§ **Set exercise**
Leave out the pictures and retype exactly the lines from the one with "Serialize everything readable" through the end of the records.

§ **Material for this exercise**
◆ ◆ ◆

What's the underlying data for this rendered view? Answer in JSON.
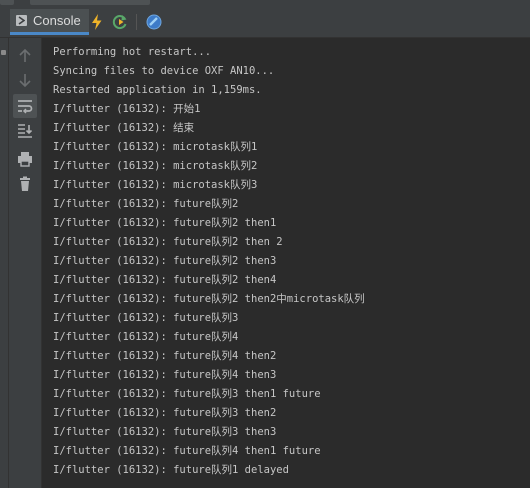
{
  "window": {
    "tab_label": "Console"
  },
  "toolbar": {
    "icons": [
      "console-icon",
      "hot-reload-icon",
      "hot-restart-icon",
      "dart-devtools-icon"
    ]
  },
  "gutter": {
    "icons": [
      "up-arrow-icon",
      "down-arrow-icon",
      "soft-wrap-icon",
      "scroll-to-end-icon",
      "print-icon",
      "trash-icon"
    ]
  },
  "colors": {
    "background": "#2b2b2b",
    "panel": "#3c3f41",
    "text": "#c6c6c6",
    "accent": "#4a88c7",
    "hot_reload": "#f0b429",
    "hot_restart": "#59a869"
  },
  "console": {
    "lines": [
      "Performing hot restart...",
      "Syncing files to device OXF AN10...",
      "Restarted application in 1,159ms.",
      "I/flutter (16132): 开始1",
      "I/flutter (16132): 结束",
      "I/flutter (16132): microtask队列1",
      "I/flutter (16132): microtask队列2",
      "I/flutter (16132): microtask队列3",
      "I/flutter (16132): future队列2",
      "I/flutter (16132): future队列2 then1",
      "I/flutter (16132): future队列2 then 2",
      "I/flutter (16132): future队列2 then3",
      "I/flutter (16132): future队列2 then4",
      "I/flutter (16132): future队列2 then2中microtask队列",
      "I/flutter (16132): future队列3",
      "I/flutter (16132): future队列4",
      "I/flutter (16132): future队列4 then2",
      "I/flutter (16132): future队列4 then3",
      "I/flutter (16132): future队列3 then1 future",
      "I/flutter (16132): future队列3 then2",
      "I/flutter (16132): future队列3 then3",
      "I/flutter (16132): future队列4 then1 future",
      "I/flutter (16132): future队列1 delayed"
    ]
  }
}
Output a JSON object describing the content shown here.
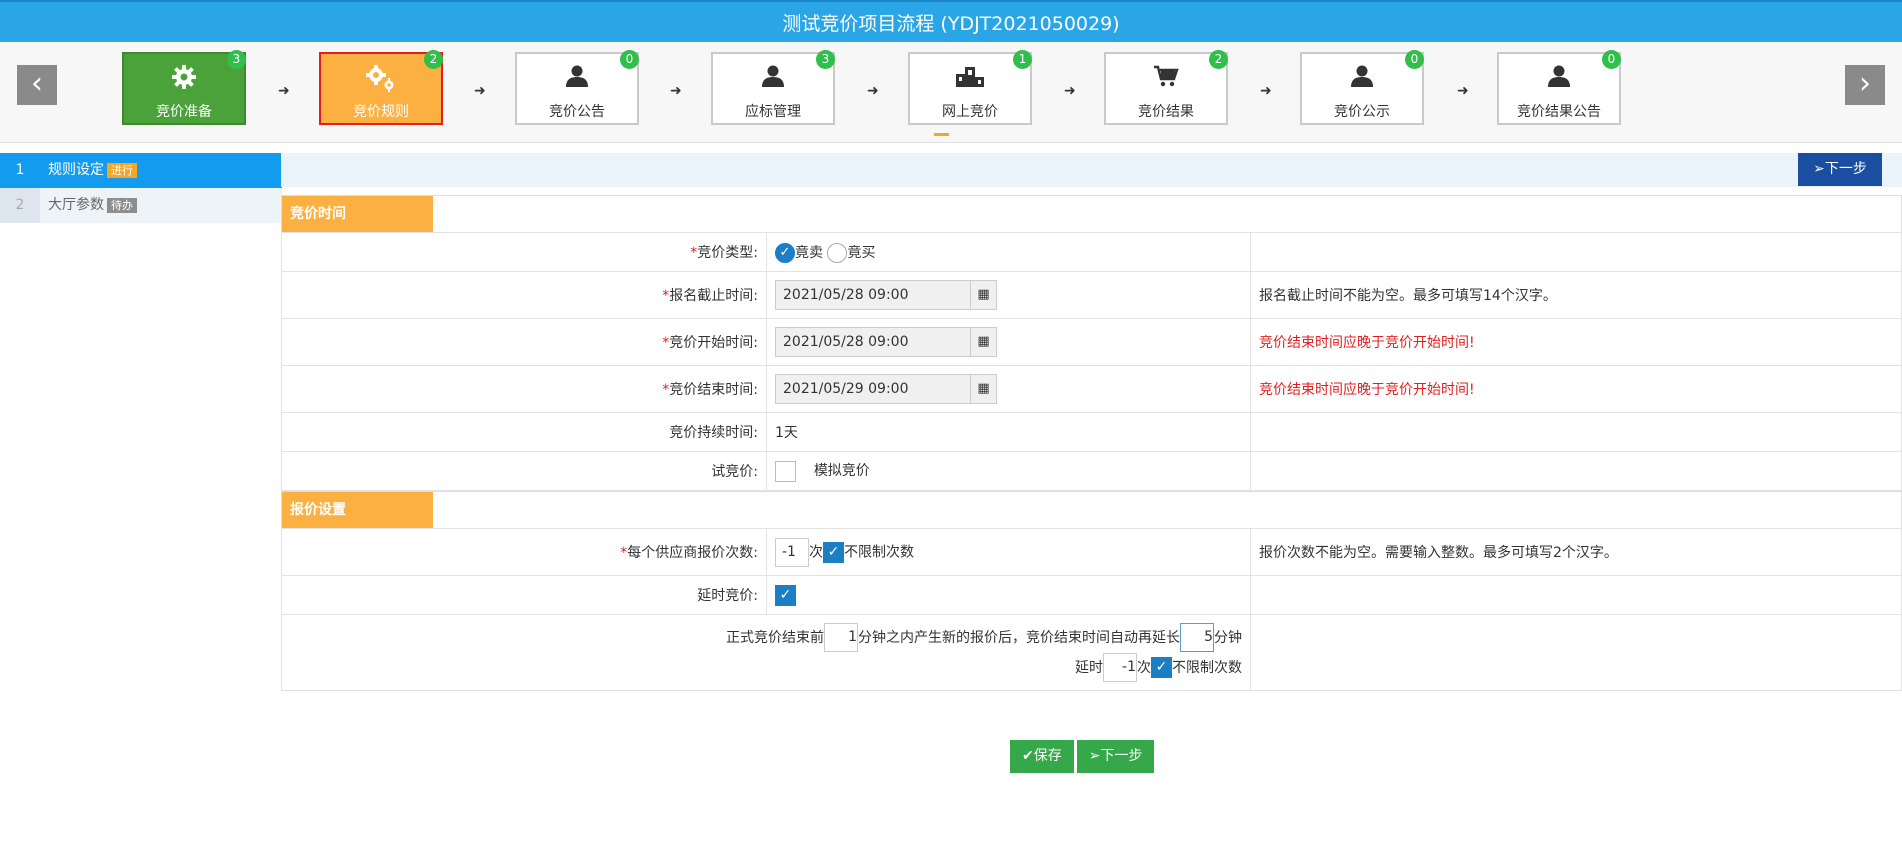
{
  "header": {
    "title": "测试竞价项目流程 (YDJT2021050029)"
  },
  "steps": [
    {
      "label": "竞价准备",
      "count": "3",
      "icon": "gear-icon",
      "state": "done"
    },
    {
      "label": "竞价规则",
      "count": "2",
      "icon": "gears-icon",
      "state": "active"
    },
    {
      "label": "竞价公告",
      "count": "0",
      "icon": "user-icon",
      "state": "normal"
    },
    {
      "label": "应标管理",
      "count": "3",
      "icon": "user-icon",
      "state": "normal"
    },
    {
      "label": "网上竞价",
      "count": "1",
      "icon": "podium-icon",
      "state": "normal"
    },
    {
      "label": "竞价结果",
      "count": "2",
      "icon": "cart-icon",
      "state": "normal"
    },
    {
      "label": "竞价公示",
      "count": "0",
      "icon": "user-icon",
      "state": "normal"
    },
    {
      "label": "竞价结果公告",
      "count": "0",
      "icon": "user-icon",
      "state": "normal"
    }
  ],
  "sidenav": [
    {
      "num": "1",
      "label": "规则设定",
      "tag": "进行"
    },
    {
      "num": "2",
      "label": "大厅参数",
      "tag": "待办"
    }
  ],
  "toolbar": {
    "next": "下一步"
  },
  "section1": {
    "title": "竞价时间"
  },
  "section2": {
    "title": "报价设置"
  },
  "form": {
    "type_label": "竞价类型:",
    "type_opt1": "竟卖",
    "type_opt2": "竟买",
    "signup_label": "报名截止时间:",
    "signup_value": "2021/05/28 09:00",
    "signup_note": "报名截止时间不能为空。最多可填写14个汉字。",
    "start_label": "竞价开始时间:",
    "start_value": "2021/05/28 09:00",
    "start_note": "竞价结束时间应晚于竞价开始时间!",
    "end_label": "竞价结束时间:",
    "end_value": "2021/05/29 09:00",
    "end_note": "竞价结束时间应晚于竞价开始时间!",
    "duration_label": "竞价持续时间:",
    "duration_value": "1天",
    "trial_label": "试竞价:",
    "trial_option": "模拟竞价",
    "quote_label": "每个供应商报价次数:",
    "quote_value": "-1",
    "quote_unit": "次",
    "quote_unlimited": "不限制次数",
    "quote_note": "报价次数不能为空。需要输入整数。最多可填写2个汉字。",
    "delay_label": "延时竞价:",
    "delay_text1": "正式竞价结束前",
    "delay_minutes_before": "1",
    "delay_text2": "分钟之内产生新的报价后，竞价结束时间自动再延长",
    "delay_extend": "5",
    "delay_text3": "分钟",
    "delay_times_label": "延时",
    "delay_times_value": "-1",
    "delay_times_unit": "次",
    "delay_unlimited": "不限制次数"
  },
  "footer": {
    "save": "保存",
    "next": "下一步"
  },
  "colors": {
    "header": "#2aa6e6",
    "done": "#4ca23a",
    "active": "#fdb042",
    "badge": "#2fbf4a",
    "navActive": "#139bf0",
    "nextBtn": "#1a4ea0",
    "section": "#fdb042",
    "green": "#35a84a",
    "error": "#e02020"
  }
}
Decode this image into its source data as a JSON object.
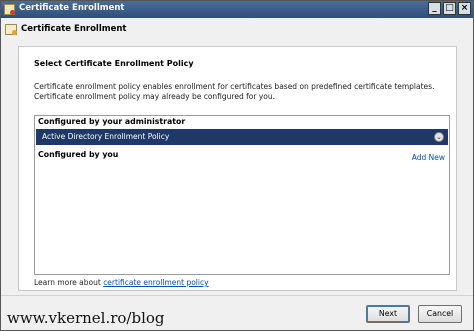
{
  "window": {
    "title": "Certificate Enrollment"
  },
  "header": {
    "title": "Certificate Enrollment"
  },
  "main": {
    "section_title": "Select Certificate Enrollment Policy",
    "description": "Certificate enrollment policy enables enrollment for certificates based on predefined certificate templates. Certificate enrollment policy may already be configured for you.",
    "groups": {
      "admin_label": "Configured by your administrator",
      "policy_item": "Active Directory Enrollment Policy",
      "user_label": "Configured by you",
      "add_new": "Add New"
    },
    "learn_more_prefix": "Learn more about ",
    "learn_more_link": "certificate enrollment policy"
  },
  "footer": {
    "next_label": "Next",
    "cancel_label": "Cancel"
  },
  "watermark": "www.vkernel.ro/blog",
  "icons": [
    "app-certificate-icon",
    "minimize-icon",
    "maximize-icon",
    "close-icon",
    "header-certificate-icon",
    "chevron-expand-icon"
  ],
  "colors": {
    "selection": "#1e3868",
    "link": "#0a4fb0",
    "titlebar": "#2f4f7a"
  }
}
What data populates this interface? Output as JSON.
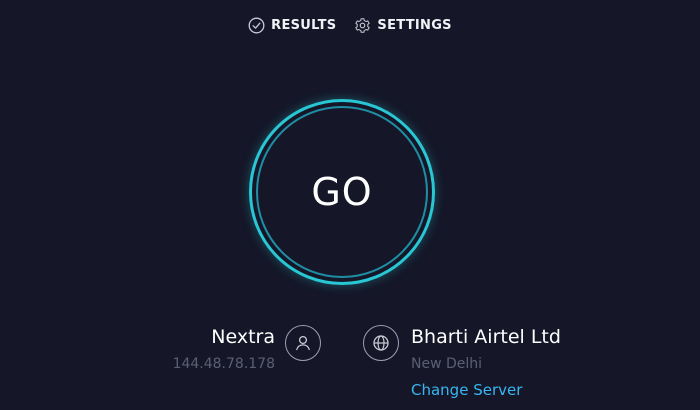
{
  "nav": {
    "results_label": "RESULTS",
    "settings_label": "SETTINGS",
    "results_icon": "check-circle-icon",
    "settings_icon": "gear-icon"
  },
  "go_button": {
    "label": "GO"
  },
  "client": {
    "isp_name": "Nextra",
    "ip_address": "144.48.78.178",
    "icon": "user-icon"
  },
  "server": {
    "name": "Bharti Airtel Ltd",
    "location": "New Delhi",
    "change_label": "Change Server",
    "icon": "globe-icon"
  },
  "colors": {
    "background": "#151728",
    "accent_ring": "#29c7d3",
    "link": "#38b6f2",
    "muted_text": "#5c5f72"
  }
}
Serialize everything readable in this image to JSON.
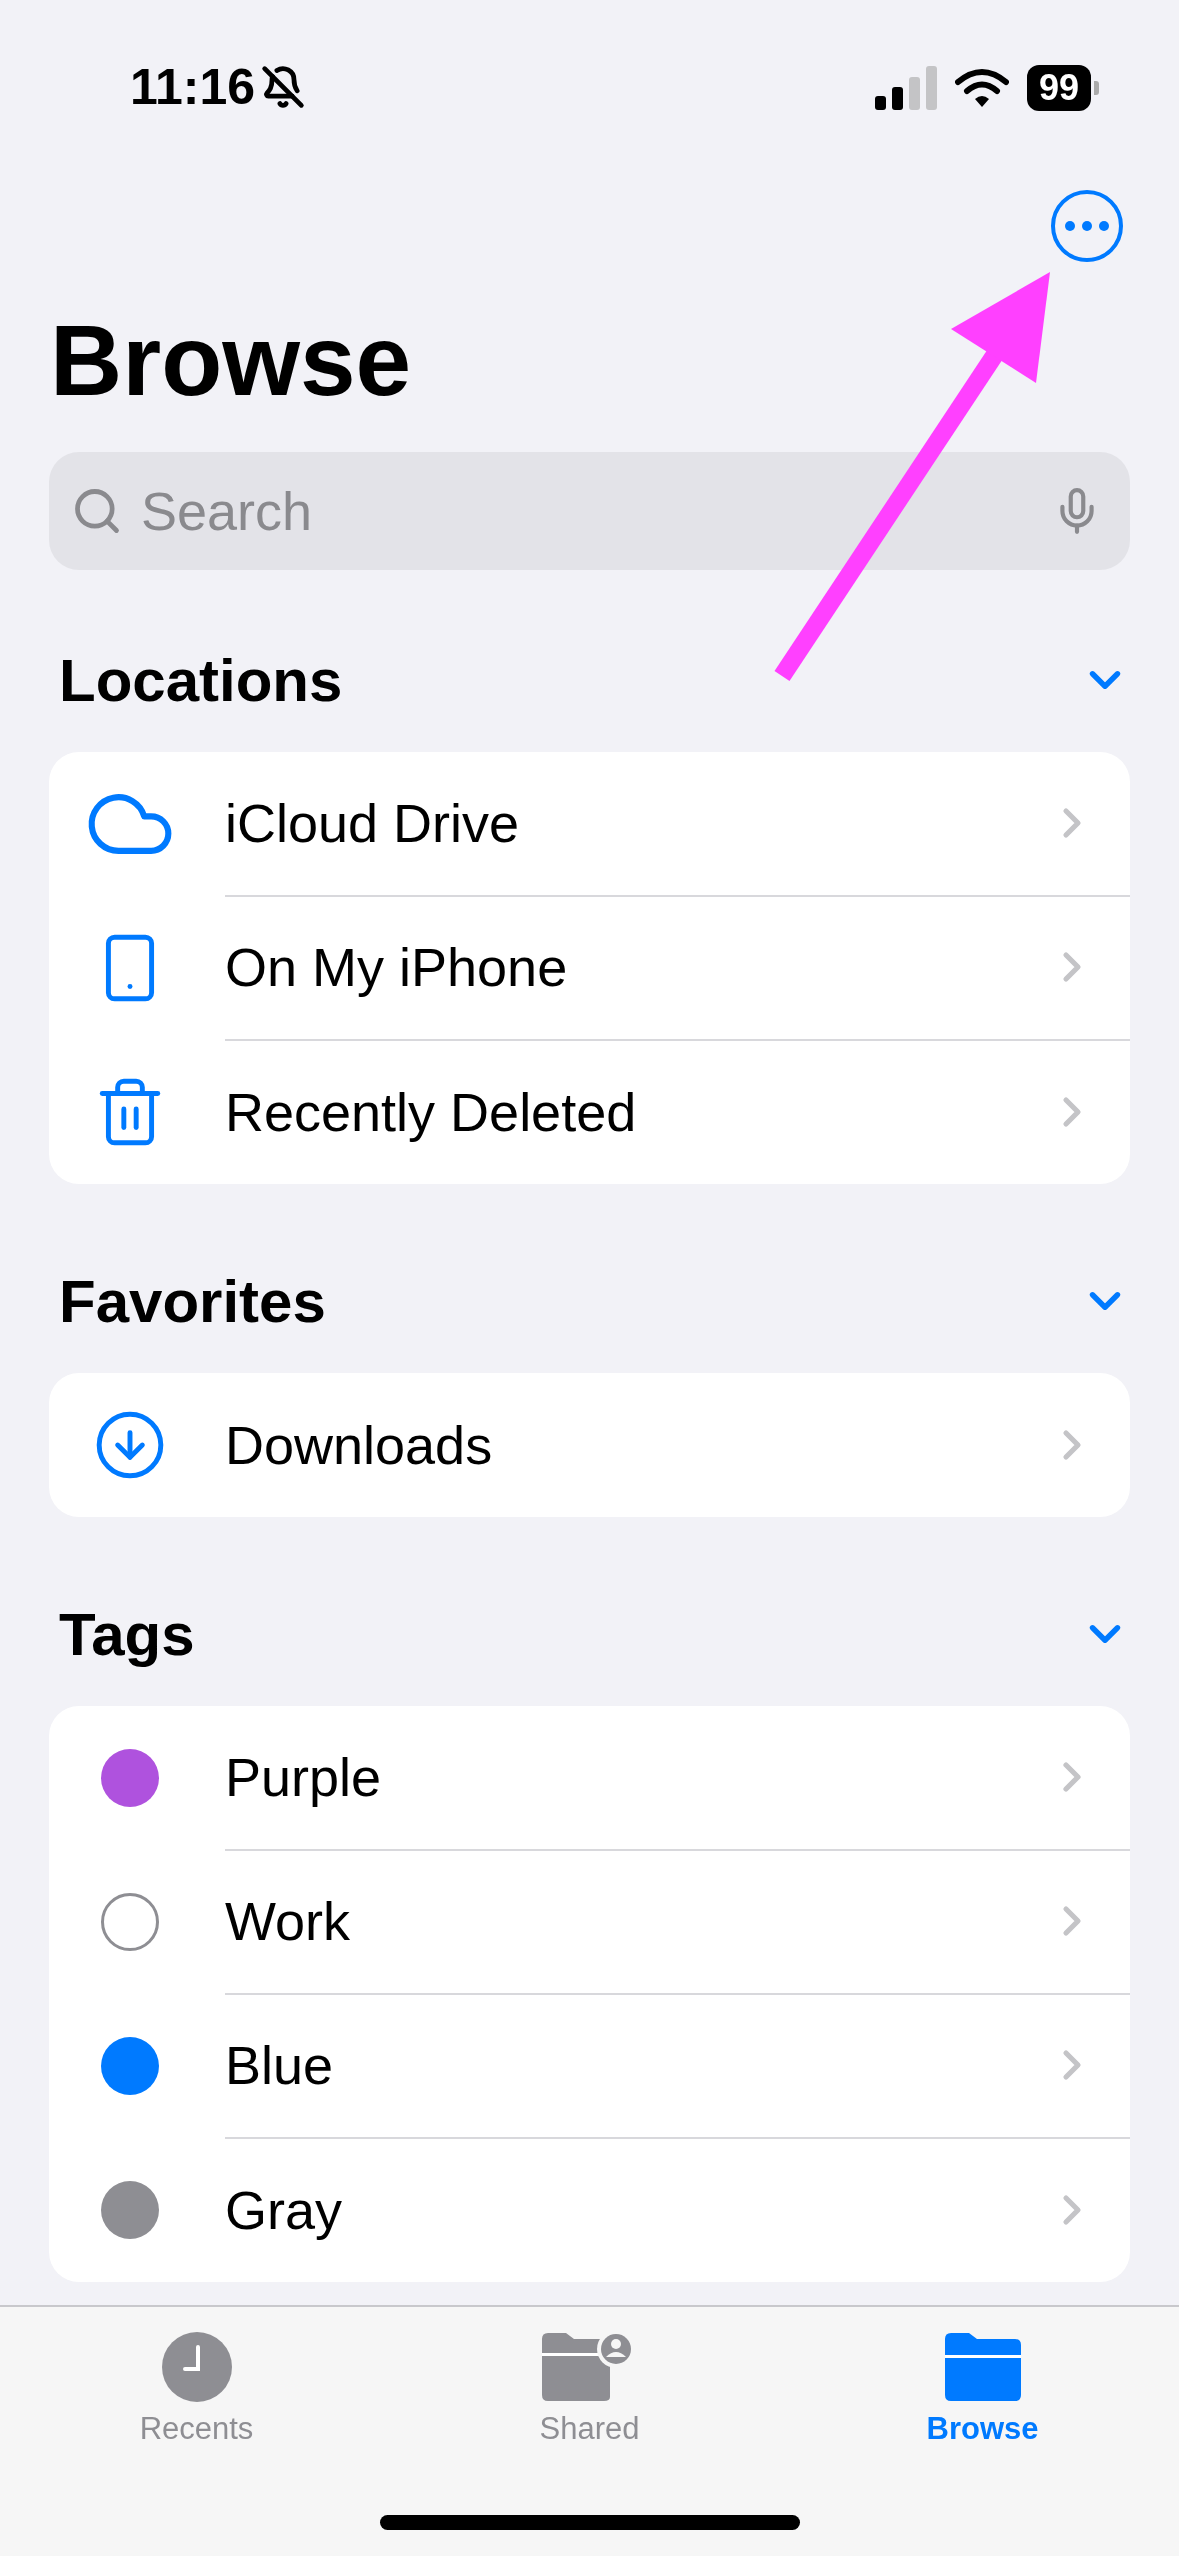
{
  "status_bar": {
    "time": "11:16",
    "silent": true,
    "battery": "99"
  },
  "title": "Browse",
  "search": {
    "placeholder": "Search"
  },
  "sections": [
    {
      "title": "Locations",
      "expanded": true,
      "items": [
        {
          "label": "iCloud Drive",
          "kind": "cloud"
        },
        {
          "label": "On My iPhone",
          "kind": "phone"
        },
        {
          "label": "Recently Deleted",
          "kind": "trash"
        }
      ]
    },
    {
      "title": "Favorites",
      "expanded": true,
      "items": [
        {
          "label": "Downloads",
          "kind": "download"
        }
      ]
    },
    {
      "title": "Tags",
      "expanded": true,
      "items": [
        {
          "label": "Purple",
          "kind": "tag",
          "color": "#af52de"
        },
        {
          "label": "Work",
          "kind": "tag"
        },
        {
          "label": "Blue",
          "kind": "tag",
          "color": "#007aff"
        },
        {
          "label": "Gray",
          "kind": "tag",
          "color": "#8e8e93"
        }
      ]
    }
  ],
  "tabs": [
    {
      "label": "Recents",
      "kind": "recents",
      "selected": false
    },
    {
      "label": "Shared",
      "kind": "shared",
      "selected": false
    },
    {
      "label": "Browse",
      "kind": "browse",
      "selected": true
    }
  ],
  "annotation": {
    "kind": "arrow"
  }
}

◆ ◆ ◆

§ **Solution for this task**
Serialize everything readable in this image to JSON.
{
  "status_bar": {
    "time": "11:16",
    "silent": true,
    "battery": "99"
  },
  "title": "Browse",
  "search": {
    "placeholder": "Search"
  },
  "sections": [
    {
      "title": "Locations",
      "expanded": true,
      "items": [
        {
          "label": "iCloud Drive",
          "kind": "cloud"
        },
        {
          "label": "On My iPhone",
          "kind": "phone"
        },
        {
          "label": "Recently Deleted",
          "kind": "trash"
        }
      ]
    },
    {
      "title": "Favorites",
      "expanded": true,
      "items": [
        {
          "label": "Downloads",
          "kind": "download"
        }
      ]
    },
    {
      "title": "Tags",
      "expanded": true,
      "items": [
        {
          "label": "Purple",
          "kind": "tag",
          "color": "#af52de"
        },
        {
          "label": "Work",
          "kind": "tag"
        },
        {
          "label": "Blue",
          "kind": "tag",
          "color": "#007aff"
        },
        {
          "label": "Gray",
          "kind": "tag",
          "color": "#8e8e93"
        }
      ]
    }
  ],
  "tabs": [
    {
      "label": "Recents",
      "kind": "recents",
      "selected": false
    },
    {
      "label": "Shared",
      "kind": "shared",
      "selected": false
    },
    {
      "label": "Browse",
      "kind": "browse",
      "selected": true
    }
  ],
  "annotation": {
    "kind": "arrow"
  }
}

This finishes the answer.